── Data listing ──

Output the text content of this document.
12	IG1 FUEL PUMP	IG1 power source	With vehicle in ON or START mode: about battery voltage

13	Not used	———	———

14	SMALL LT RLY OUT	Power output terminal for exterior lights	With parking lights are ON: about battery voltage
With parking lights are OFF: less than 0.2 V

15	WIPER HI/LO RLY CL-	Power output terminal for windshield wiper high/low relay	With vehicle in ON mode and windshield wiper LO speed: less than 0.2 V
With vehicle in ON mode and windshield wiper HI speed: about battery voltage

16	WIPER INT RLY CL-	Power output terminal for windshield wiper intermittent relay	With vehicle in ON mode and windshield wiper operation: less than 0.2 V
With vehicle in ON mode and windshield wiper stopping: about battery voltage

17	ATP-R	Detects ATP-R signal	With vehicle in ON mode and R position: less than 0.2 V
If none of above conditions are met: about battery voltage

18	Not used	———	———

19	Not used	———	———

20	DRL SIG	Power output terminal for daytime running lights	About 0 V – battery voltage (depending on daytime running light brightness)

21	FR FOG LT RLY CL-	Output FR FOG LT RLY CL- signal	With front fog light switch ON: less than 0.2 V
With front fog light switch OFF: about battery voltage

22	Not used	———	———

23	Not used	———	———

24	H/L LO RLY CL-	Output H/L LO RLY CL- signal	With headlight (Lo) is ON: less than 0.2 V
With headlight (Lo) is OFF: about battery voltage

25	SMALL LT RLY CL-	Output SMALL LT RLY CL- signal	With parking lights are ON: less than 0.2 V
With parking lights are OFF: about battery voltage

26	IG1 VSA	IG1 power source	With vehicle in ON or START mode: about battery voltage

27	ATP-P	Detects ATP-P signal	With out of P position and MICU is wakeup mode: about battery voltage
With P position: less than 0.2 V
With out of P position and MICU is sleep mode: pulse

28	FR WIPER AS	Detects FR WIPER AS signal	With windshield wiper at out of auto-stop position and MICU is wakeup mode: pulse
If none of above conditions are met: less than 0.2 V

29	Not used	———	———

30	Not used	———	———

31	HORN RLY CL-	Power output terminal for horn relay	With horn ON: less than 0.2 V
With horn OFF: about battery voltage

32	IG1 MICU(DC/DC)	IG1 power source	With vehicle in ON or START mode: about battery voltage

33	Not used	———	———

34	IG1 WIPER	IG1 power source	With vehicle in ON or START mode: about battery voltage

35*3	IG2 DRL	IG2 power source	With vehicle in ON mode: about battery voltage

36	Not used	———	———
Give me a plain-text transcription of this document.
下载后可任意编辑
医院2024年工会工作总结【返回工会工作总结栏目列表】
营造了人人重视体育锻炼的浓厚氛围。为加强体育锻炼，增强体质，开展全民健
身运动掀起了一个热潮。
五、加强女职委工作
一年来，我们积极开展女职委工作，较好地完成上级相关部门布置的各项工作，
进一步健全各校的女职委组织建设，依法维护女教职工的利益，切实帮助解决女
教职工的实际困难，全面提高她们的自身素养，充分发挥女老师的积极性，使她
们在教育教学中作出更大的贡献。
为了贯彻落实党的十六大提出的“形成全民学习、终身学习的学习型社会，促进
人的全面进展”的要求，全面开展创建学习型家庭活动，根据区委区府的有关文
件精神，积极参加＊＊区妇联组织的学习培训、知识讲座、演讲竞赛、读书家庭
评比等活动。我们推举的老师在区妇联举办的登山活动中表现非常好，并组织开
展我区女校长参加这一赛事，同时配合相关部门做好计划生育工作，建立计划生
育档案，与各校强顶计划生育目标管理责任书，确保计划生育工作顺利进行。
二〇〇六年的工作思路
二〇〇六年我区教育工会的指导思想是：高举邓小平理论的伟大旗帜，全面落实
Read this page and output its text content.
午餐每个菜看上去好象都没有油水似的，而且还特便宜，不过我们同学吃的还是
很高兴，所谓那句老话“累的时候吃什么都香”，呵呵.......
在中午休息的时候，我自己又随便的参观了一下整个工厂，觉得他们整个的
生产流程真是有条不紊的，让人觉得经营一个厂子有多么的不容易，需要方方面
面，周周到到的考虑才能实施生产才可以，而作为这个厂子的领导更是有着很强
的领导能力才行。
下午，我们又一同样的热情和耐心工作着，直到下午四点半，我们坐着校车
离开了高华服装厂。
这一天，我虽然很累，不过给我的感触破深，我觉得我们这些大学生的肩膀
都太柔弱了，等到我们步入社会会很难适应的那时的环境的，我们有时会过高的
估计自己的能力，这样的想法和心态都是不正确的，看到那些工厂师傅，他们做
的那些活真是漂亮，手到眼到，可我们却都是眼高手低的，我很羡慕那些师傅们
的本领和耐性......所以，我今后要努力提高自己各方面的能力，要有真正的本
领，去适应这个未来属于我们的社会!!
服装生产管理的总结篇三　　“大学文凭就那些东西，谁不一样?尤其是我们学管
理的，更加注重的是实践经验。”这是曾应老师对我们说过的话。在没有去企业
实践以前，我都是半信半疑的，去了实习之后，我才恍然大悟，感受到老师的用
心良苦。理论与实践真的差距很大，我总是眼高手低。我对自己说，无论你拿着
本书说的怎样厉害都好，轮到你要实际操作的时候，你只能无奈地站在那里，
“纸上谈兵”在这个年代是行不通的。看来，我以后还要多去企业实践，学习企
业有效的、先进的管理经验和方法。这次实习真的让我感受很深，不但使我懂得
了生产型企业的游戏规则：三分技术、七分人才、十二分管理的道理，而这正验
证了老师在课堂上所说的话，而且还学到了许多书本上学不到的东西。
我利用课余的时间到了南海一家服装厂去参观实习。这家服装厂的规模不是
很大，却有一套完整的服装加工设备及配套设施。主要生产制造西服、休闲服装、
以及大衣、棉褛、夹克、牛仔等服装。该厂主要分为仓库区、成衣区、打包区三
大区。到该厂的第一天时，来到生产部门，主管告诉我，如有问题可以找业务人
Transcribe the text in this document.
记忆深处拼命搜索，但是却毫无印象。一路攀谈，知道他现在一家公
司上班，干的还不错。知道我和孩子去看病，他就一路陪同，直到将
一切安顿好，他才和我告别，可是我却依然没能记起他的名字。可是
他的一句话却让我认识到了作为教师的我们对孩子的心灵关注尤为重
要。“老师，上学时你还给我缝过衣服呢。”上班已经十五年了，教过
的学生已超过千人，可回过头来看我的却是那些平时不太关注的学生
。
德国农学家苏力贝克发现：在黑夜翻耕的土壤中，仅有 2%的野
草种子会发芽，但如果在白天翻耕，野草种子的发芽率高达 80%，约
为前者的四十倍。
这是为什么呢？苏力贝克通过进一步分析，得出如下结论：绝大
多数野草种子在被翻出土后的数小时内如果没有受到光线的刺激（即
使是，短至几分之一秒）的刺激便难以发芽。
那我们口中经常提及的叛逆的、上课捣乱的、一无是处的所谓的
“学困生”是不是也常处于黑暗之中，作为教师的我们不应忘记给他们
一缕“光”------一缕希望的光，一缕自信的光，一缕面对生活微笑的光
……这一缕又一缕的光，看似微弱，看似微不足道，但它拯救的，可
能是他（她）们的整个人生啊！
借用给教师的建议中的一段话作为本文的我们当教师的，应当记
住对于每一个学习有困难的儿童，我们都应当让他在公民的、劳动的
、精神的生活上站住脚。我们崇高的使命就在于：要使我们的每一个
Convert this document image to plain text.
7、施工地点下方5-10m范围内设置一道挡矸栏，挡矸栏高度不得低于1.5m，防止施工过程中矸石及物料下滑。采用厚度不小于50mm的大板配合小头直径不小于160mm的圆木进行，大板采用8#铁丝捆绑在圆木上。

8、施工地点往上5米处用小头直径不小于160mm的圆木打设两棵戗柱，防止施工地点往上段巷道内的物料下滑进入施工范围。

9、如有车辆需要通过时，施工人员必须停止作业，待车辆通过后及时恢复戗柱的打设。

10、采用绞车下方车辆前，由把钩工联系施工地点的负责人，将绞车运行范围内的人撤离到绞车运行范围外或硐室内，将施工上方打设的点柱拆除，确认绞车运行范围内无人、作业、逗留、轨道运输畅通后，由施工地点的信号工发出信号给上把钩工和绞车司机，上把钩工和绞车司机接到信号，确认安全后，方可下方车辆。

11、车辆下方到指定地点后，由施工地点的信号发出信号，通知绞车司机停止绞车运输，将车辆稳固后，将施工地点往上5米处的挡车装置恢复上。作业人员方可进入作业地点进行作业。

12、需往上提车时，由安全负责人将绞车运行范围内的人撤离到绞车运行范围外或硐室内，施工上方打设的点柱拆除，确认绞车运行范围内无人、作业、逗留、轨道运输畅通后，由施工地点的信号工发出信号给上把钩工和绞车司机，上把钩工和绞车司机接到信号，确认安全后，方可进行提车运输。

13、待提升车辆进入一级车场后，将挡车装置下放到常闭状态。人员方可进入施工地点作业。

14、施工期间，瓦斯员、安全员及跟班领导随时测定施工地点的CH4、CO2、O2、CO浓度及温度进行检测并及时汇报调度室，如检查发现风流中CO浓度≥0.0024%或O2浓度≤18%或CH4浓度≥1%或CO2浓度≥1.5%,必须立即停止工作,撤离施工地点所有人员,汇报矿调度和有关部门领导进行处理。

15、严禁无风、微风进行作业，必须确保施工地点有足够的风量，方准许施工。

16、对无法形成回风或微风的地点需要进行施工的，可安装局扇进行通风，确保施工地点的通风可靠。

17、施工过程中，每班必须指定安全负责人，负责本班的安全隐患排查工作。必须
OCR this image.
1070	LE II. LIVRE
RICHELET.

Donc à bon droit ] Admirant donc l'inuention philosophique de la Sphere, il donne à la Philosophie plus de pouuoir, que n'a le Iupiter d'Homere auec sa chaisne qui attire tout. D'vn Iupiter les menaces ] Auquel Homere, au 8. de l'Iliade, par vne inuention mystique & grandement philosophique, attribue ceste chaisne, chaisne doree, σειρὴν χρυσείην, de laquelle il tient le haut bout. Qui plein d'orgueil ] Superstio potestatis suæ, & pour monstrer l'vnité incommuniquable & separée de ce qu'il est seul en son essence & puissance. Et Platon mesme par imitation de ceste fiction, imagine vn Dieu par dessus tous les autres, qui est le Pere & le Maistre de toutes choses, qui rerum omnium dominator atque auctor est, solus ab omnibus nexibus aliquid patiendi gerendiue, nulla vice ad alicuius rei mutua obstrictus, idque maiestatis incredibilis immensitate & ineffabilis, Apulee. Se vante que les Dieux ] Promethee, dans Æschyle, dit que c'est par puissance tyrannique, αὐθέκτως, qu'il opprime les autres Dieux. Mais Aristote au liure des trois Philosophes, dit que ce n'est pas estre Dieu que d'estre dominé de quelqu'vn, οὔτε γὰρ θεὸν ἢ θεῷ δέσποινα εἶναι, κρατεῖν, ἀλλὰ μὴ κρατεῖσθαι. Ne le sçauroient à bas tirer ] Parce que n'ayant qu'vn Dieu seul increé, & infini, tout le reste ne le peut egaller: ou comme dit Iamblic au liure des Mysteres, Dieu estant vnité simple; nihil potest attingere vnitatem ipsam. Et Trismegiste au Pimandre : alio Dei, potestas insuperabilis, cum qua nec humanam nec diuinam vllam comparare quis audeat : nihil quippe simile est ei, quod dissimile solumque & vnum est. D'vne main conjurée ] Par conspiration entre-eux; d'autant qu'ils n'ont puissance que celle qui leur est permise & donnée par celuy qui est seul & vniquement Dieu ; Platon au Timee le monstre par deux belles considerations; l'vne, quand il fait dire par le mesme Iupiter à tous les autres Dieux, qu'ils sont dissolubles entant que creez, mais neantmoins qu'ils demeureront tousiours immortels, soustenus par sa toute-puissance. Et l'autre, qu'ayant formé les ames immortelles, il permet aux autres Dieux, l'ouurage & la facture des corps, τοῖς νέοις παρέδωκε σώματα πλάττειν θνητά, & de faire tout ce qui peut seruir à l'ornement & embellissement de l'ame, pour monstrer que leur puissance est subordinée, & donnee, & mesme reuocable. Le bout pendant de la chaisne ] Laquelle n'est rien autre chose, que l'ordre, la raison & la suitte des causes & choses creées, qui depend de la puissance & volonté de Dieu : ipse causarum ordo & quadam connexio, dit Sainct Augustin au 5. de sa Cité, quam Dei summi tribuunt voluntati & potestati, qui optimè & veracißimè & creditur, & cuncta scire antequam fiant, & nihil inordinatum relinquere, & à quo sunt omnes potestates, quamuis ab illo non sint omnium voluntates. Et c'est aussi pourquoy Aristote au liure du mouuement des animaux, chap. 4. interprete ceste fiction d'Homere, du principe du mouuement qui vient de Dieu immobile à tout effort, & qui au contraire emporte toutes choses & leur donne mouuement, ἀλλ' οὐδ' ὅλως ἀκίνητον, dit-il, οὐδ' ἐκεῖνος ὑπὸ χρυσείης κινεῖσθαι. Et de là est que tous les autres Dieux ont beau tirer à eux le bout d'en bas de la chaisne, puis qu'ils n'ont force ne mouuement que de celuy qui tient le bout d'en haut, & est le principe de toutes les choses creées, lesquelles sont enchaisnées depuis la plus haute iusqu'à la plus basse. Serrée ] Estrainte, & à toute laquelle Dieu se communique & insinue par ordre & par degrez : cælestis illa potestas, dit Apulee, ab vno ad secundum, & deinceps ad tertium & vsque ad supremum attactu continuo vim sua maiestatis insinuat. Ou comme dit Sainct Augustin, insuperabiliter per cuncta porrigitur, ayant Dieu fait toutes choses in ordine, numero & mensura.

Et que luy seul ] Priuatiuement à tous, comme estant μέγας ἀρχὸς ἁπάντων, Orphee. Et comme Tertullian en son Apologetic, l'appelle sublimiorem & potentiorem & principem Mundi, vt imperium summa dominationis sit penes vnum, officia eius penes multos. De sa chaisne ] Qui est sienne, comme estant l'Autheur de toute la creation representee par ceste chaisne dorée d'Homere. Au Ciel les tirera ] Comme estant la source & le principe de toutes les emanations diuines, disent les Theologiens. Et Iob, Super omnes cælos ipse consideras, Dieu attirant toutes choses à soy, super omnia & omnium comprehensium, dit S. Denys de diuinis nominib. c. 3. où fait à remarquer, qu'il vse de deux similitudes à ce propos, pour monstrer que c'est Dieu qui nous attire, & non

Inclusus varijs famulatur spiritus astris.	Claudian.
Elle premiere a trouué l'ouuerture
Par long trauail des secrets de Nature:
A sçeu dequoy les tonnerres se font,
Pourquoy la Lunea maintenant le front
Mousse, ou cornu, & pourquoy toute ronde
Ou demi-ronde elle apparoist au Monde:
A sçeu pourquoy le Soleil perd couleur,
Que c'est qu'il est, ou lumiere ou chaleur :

───

Collect, from the material above, every line containing the word "windshield".

15	WIPER HI/LO RLY CL-	Power output terminal for windshield wiper high/low relay	With vehicle in ON mode and windshield wiper LO speed: less than 0.2 V
With vehicle in ON mode and windshield wiper HI speed: about battery voltage
16	WIPER INT RLY CL-	Power output terminal for windshield wiper intermittent relay	With vehicle in ON mode and windshield wiper operation: less than 0.2 V
With vehicle in ON mode and windshield wiper stopping: about battery voltage
28	FR WIPER AS	Detects FR WIPER AS signal	With windshield wiper at out of auto-stop position and MICU is wakeup mode: pulse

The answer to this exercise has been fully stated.